--- Start of Entries ---
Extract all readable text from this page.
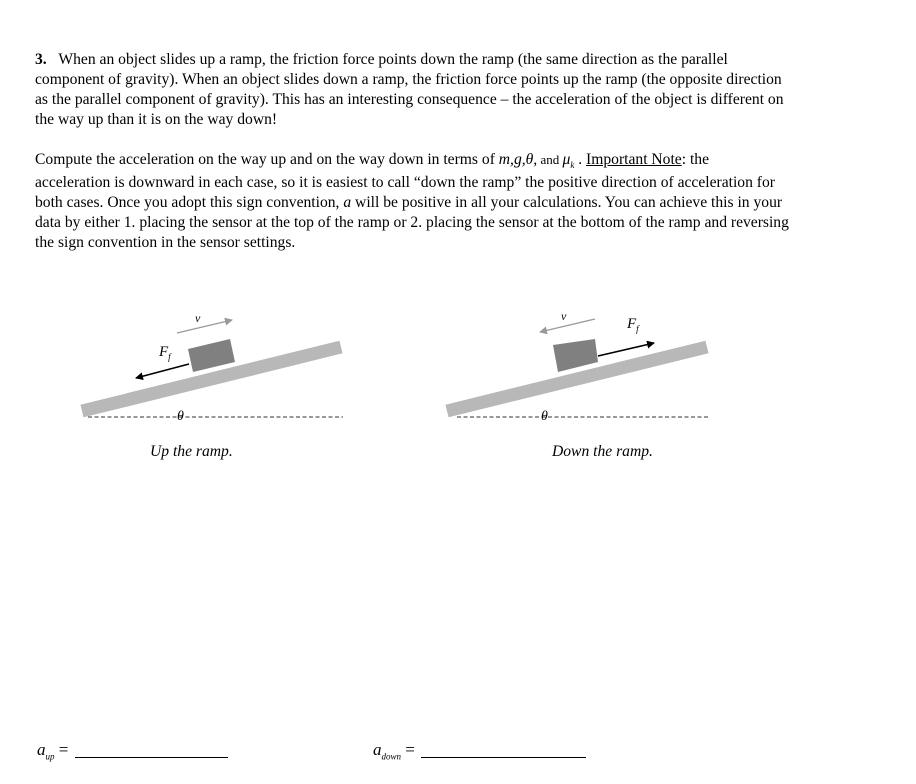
3. When an object slides up a ramp, the friction force points down the ramp (the same direction as the parallel
component of gravity). When an object slides down a ramp, the friction force points up the ramp (the opposite direction
as the parallel component of gravity). This has an interesting consequence – the acceleration of the object is different on
the way up than it is on the way down!
Compute the acceleration on the way up and on the way down in terms of m,g,θ, and $\mu_k$ . Important Note: the
acceleration is downward in each case, so it is easiest to call “down the ramp” the positive direction of acceleration for
both cases. Once you adopt this sign convention, a will be positive in all your calculations. You can achieve this in your
data by either 1. placing the sensor at the top of the ramp or 2. placing the sensor at the bottom of the ramp and reversing
the sign convention in the sensor settings.
$F_f$
v⃗
θ
$F_f$
v⃗
θ
Up the ramp.	Down the ramp.
$a_{up}$ =	$a_{down}$ =
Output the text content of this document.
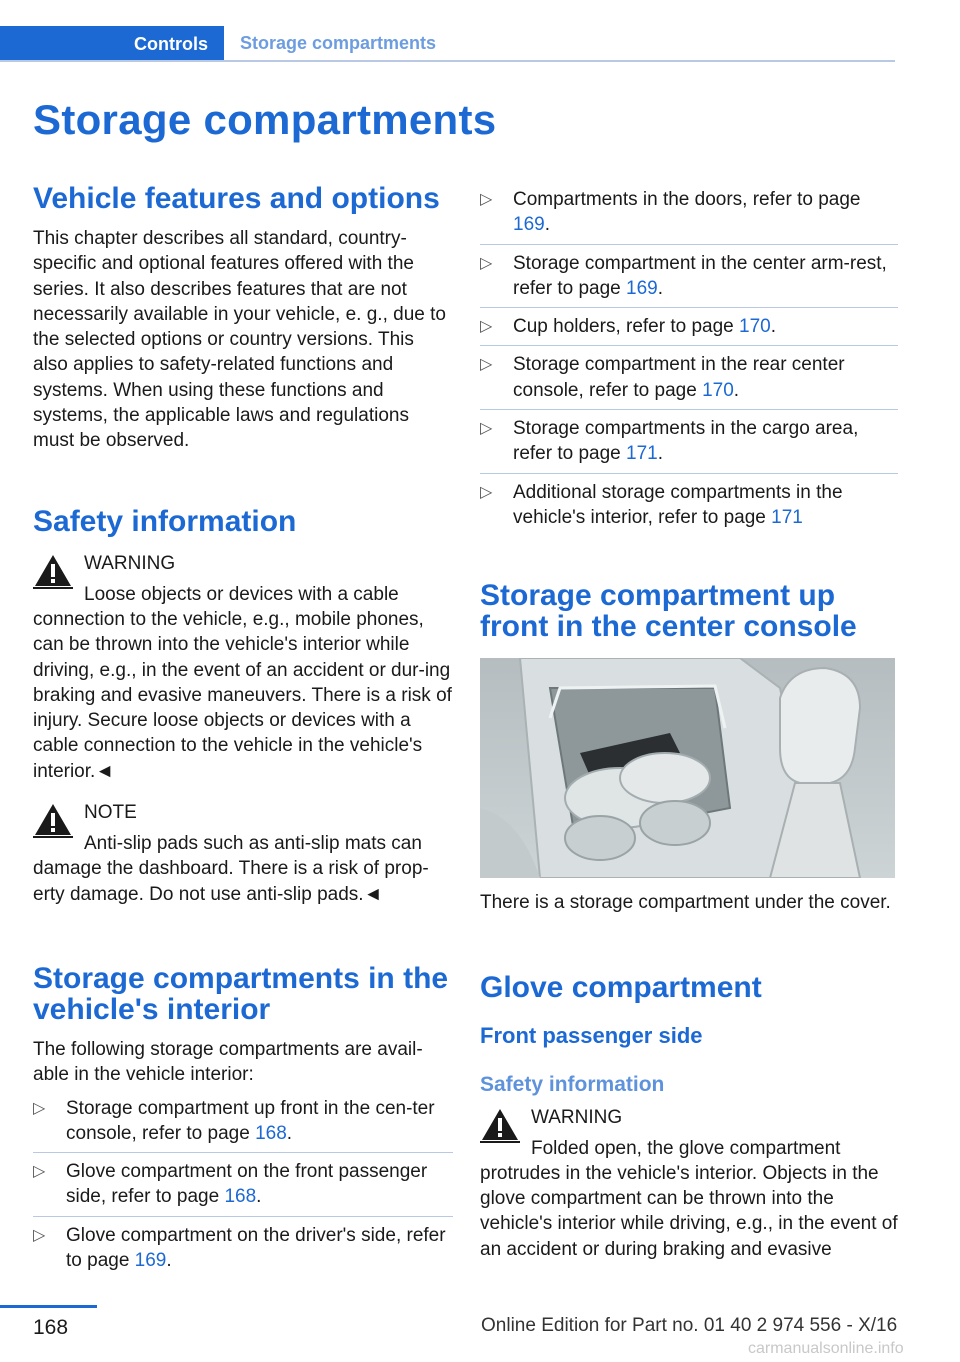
Controls Storage compartments
Storage compartments
Vehicle features and options

This chapter describes all standard, country-specific and optional features offered with the series. It also describes features that are not necessarily available in your vehicle, e. g., due to the selected options or country versions. This also applies to safety-related functions and systems. When using these functions and systems, the applicable laws and regulations must be observed.

Safety information
WARNING
Loose objects or devices with a cable
connection to the vehicle, e.g., mobile phones, can be thrown into the vehicle's interior while driving, e.g., in the event of an accident or dur-ing braking and evasive maneuvers. There is a risk of injury. Secure loose objects or devices with a cable connection to the vehicle in the vehicle's interior.◄
NOTE
Anti-slip pads such as anti-slip mats can
damage the dashboard. There is a risk of prop-erty damage. Do not use anti-slip pads.◄
Storage compartments in the vehicle's interior

The following storage compartments are avail-able in the vehicle interior:

▷ Storage compartment up front in the cen-ter console, refer to page 168.
▷ Glove compartment on the front passenger side, refer to page 168.
▷ Glove compartment on the driver's side, refer to page 169.
▷ Compartments in the doors, refer to page 169.
▷ Storage compartment in the center arm-rest, refer to page 169.
▷ Cup holders, refer to page 170.
▷ Storage compartment in the rear center console, refer to page 170.
▷ Storage compartments in the cargo area, refer to page 171.
▷ Additional storage compartments in the vehicle's interior, refer to page 171
Storage compartment up front in the center console

There is a storage compartment under the cover.

Glove compartment
Front passenger side
Safety information
WARNING
Folded open, the glove compartment
protrudes in the vehicle's interior. Objects in the glove compartment can be thrown into the vehicle's interior while driving, e.g., in the event of an accident or during braking and evasive
168	Online Edition for Part no. 01 40 2 974 556 - X/16
carmanualsonline.info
--- End of Entries ---
Exercise objective
Filter for "passenger". Return all lines that hold it.

Answer to this exercise
▷ Glove compartment on the front passenger side, refer to page 168.
Front passenger side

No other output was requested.